*PROBLEM STATEMENT*
Reply with one number only: the count of lines below that contain the word "from".

───── ROWS

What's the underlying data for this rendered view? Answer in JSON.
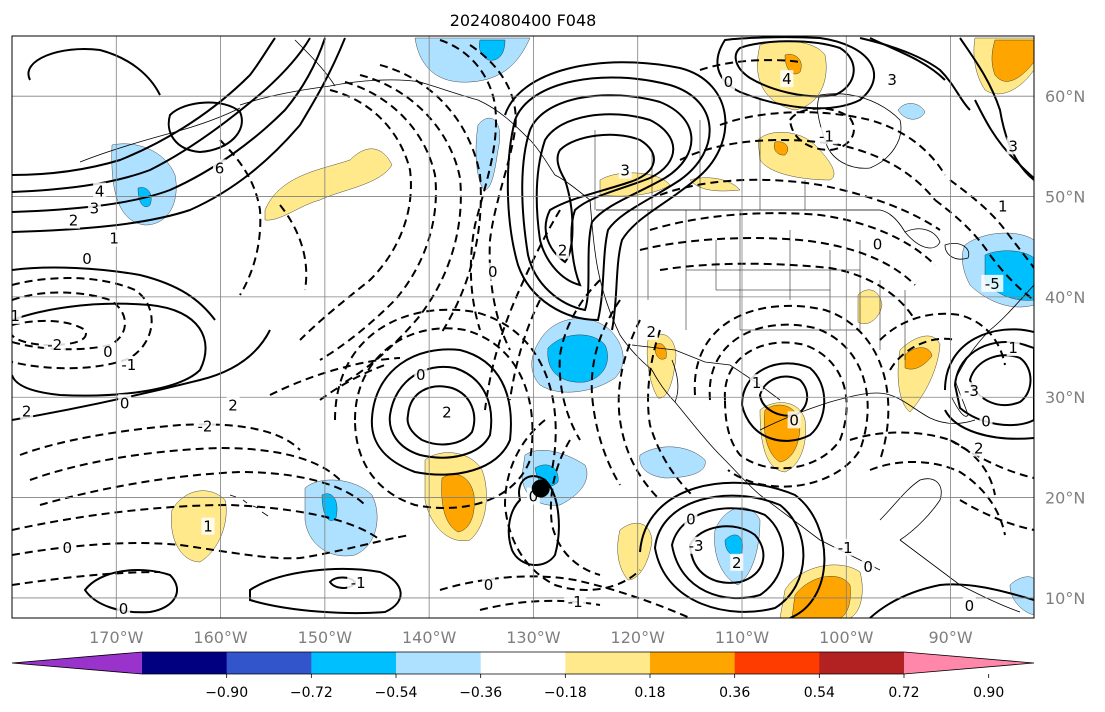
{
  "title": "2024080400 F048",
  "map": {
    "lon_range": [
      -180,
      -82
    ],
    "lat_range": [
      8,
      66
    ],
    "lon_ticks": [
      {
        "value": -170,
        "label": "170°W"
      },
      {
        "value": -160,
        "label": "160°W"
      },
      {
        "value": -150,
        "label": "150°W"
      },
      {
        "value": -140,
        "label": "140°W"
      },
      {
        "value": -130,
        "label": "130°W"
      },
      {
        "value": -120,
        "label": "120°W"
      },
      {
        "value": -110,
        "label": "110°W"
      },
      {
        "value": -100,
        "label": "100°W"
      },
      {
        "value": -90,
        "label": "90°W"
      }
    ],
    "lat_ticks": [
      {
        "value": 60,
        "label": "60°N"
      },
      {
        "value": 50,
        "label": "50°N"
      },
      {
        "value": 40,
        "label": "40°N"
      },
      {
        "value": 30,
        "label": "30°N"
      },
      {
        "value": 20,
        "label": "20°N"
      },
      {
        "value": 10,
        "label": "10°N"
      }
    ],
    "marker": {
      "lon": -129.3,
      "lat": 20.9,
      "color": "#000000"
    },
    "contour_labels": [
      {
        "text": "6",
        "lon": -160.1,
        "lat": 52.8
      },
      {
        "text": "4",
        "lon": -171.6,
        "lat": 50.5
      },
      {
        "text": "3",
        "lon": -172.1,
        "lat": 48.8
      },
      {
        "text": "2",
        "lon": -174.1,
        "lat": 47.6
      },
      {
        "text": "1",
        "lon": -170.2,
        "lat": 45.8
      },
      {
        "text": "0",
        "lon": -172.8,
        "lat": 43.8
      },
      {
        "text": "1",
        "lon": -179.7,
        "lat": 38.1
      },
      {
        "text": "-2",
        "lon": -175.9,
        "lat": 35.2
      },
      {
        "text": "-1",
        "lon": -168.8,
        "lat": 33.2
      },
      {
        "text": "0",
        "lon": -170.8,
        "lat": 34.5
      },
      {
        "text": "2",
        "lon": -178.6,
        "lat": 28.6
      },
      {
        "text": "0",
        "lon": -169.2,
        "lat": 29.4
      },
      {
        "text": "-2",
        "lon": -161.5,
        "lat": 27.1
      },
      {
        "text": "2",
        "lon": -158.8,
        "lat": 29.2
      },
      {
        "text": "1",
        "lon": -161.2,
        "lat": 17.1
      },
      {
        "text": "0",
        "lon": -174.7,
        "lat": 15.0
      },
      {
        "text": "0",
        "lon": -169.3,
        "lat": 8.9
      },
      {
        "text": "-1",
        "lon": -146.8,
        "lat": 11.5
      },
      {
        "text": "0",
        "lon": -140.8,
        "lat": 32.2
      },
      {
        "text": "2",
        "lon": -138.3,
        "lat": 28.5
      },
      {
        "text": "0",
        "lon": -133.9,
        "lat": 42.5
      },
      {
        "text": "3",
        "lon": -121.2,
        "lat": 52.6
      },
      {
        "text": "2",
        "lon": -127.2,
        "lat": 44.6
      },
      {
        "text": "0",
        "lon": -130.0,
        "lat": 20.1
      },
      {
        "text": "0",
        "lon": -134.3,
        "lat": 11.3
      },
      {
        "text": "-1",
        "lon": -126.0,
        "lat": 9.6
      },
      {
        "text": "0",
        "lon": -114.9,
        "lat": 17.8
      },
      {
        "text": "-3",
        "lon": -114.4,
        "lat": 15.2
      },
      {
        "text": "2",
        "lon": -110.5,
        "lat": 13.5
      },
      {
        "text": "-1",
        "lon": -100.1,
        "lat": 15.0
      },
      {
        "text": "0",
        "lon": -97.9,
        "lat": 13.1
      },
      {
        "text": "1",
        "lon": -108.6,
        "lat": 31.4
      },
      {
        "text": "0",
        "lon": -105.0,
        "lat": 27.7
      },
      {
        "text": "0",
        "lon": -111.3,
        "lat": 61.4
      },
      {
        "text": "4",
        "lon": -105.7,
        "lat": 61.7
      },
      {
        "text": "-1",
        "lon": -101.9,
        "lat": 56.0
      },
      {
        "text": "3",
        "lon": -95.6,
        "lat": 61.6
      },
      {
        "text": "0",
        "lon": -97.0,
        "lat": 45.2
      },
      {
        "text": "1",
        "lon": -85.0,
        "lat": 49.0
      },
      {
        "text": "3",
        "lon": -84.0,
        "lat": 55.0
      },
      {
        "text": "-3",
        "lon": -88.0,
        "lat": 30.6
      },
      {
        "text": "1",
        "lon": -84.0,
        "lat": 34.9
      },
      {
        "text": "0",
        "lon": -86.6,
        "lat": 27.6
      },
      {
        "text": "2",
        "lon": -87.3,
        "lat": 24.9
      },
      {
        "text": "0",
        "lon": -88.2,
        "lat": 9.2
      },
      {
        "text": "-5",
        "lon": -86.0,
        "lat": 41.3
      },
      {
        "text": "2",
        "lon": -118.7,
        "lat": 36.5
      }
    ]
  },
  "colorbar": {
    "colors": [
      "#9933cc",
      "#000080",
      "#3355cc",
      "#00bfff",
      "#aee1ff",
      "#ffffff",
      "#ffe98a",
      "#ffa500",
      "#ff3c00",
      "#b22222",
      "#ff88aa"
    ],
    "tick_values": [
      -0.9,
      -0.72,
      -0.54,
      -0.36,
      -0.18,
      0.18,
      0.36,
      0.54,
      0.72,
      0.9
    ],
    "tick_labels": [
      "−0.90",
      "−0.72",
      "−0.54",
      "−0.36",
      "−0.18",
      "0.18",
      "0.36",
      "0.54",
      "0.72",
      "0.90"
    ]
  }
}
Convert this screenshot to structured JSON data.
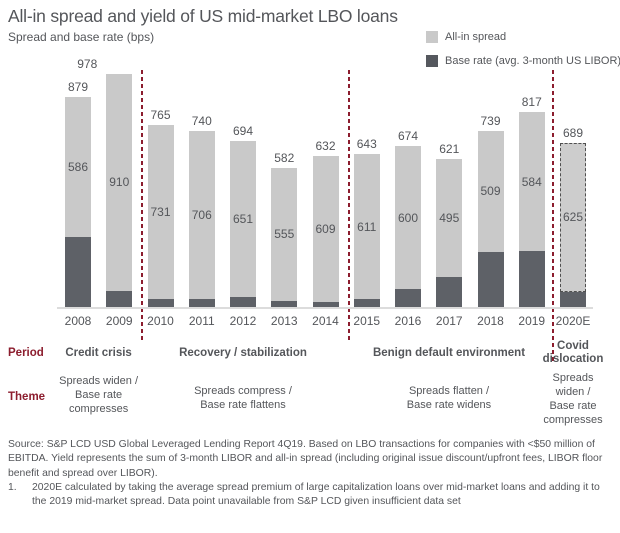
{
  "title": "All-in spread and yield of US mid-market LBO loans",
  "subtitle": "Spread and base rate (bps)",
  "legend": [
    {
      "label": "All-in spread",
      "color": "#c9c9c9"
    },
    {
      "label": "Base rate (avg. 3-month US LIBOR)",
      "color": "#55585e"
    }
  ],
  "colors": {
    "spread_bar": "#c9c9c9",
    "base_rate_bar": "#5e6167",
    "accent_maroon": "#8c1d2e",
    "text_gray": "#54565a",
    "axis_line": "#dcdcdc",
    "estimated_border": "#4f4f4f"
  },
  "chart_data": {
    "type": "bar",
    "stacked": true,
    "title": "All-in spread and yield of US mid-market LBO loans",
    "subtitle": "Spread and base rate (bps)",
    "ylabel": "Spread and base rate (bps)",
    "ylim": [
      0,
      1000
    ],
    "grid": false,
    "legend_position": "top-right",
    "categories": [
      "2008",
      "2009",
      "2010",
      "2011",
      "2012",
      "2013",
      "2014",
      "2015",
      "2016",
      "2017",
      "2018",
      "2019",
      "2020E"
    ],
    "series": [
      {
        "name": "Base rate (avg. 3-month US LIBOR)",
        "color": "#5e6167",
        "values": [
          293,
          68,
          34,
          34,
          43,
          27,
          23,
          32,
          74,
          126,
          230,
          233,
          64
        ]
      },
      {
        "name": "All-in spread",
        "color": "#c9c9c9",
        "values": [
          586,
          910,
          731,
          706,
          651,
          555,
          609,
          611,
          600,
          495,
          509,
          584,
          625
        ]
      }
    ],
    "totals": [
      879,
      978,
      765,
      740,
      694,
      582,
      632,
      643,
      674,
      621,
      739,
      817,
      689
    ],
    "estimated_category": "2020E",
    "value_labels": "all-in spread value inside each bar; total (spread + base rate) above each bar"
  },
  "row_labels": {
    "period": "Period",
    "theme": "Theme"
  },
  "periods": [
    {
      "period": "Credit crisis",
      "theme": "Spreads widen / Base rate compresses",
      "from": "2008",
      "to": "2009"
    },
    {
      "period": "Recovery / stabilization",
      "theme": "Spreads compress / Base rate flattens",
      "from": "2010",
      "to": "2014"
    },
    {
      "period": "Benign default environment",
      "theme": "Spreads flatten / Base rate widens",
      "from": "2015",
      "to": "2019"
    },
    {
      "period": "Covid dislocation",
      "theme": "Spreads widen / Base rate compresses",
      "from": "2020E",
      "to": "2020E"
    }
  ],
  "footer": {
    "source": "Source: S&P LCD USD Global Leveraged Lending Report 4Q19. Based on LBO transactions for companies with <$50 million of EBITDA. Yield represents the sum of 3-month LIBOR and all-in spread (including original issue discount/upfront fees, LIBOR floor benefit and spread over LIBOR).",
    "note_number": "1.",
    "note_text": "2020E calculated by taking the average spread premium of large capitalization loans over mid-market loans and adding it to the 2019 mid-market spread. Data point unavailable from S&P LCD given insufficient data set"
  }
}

──────────

*FULL OUTPUT*
5